**Task prompt**
Transcribe the tennis ball theorem text word for word, from "The tennis ball theorem was" to "seams on baseballs.".

**Excerpted passage**
In geometry, the tennis ball theorem states that any smooth curve on the surface of a sphere that divides the sphere into two equal-area subsets without touching or crossing itself must have at least four inflection points, points at which the curve does not consistently bend to only one side of its tangent line.
The tennis ball theorem was first published under this name by Vladimir Arnold in 1994, and is often attributed to Arnold, but a closely related result appears earlier in a 1968 paper by Beniamino Segre, and the tennis ball theorem itself is a special case of a theorem in a 1977 paper by Joel L. Weiner. The name of the theorem comes from the standard shape of a tennis ball, whose seam forms a curve that meets the conditions of the theorem; the same kind of curve is also used for the seams on baseballs.

Statement

Precisely, an inflection point of a doubly continuously differentiable ($C^2$) curve on the surface of a sphere is a point $p$ with the following property: let $I$ be the connected component containing $p$ of the intersection of the curve with its tangent great circle at $p$. (For most curves $I$ will just be $p$ itself, but it could also be an arc of the great circle.) Then, for $p$ to be an inflection point, every neighborhood of $I$ must contain points of the curve that belong to both of the hemispheres separated by this great circle. The theorem states that every $C^2$ curve that partitions the sphere into two equal-area components has at least four inflection points in this sense.

**Data shown**
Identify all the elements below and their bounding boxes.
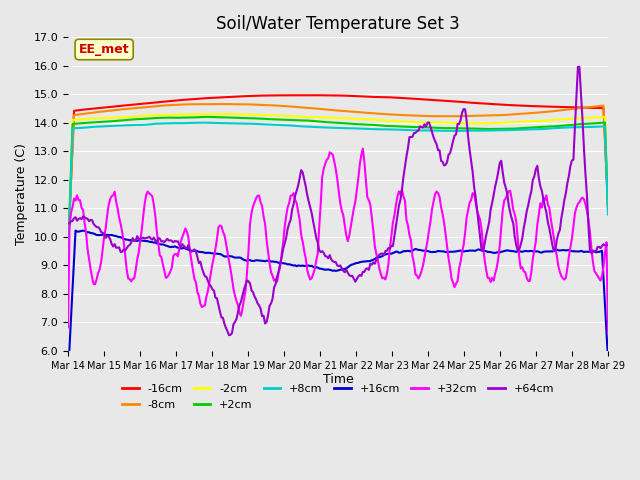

**Finished exercise**
The tennis ball theorem was first published under this name by Vladimir Arnold in 1994, and is often attributed to Arnold, but a closely related result appears earlier in a 1968 paper by Beniamino Segre, and the tennis ball theorem itself is a special case of a theorem in a 1977 paper by Joel L. Weiner. The name of the theorem comes from the standard shape of a tennis ball, whose seam forms a curve that meets the conditions of the theorem; the same kind of curve is also used for the seams on baseballs.